> WHAT TO PRODUCE
Copy all lines below containing "value".

%%

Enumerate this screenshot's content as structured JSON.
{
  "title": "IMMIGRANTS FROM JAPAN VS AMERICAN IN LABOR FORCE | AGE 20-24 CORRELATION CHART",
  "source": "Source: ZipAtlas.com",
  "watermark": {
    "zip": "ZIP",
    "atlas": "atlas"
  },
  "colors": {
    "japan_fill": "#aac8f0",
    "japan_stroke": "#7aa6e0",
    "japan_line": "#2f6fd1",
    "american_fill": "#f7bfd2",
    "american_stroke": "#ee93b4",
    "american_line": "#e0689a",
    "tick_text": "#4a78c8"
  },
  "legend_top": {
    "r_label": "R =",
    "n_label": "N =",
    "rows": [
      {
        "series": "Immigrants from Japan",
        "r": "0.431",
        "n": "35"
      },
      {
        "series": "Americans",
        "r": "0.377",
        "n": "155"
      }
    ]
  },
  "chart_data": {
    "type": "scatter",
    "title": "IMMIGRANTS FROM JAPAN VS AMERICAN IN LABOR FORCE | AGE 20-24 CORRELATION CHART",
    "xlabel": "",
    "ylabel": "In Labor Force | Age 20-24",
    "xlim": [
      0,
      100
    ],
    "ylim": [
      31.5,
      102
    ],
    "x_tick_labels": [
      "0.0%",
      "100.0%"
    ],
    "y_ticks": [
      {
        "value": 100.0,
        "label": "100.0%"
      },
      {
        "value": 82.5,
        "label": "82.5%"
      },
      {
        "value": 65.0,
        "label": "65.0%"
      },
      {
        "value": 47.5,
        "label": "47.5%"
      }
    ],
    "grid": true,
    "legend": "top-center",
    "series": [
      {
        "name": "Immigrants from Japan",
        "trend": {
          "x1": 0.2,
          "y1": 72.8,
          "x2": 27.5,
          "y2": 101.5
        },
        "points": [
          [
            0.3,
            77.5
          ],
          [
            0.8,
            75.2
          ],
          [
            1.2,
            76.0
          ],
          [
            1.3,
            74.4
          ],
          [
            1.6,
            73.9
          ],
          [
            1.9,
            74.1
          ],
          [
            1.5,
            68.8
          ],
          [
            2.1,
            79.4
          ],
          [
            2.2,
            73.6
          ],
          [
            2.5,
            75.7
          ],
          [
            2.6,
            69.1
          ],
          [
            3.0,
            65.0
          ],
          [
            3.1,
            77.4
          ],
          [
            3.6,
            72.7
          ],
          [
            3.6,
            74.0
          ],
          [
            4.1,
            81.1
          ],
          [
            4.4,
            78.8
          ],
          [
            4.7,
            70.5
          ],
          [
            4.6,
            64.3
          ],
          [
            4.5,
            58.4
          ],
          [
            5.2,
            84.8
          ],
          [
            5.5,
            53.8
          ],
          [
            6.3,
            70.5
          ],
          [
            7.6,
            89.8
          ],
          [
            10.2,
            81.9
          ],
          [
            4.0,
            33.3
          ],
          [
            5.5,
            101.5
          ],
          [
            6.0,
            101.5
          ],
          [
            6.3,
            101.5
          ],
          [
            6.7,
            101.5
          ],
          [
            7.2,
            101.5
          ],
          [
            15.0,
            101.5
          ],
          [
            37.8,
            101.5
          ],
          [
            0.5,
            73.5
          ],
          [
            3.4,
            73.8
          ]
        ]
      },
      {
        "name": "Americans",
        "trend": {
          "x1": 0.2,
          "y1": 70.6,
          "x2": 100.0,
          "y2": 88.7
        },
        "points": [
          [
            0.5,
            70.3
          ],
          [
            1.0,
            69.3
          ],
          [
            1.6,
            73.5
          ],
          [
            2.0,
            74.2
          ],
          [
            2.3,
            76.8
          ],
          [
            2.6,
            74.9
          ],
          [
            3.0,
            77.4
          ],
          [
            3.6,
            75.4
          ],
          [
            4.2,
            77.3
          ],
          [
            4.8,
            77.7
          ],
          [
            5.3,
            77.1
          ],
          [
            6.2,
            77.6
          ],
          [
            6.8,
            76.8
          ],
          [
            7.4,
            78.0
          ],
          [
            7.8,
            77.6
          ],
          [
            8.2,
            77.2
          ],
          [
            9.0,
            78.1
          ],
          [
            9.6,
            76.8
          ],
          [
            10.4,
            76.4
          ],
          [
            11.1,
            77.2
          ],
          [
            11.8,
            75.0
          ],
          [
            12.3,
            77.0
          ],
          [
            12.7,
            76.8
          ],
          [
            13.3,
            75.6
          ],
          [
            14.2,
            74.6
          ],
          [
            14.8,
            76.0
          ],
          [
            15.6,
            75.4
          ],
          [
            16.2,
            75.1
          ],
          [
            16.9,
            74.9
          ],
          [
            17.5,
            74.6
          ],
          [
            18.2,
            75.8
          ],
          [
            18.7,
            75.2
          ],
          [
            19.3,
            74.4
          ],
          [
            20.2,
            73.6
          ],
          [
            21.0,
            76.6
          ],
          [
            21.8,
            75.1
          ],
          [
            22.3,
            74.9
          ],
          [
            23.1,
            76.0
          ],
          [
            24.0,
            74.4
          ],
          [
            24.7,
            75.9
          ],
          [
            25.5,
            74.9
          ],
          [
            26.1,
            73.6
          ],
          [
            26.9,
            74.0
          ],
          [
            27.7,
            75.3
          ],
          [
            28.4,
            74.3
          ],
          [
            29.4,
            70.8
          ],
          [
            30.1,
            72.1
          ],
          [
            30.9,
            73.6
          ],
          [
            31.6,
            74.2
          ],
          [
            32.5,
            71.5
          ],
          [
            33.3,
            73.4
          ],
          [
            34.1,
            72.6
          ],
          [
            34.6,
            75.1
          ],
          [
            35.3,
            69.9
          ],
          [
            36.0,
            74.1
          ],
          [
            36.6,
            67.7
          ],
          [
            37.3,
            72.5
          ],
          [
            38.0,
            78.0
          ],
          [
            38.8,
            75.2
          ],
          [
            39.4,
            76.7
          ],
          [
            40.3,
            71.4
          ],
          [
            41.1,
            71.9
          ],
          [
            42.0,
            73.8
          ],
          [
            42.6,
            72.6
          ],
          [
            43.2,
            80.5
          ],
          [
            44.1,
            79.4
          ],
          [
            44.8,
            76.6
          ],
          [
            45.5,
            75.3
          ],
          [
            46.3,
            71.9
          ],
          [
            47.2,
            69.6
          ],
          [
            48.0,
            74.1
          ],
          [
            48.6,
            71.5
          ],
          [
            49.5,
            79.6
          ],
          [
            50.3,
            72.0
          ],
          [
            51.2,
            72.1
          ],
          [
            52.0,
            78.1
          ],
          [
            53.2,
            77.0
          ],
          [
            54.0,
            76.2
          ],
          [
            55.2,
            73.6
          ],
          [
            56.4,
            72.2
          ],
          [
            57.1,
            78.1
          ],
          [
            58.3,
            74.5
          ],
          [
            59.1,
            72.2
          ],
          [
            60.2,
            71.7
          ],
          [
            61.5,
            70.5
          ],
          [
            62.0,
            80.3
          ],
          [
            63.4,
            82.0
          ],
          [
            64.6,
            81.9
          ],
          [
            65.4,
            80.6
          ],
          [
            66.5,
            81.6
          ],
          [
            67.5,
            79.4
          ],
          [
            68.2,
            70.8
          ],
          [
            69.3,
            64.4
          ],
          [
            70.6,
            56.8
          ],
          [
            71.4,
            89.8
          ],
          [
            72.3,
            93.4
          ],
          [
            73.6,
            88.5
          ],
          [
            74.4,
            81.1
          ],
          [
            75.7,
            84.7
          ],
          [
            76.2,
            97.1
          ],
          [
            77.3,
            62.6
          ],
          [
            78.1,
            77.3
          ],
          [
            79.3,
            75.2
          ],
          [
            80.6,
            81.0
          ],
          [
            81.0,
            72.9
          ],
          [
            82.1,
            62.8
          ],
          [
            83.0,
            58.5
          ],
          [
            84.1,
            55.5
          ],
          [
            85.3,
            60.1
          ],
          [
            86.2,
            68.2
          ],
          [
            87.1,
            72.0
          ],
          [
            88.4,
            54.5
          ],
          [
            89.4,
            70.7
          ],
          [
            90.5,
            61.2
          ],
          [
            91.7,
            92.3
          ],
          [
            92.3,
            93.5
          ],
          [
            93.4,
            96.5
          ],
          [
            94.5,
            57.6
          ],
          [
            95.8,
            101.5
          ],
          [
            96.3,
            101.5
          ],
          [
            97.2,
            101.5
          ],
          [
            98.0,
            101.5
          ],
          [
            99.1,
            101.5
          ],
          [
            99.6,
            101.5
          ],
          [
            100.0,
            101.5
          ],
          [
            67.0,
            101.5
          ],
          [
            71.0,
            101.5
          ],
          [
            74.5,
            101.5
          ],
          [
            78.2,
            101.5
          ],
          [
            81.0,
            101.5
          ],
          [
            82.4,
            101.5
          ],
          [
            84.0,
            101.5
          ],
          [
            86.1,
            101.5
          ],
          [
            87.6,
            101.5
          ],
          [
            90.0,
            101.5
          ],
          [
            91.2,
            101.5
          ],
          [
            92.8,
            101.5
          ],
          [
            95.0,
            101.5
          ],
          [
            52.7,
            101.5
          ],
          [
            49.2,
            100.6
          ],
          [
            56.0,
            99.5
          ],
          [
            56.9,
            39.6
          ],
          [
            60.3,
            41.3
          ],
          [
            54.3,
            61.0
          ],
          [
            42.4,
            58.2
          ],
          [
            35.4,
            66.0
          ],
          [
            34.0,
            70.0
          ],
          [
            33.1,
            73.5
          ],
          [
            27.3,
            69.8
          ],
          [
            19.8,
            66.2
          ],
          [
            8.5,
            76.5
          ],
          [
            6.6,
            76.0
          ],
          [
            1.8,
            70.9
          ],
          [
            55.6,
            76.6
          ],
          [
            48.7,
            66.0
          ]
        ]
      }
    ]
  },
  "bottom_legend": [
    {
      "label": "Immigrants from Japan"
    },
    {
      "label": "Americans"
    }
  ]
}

%%

> OUTPUT BELOW
        "value": 100.0,
        "value": 82.5,
        "value": 65.0,
        "value": 47.5,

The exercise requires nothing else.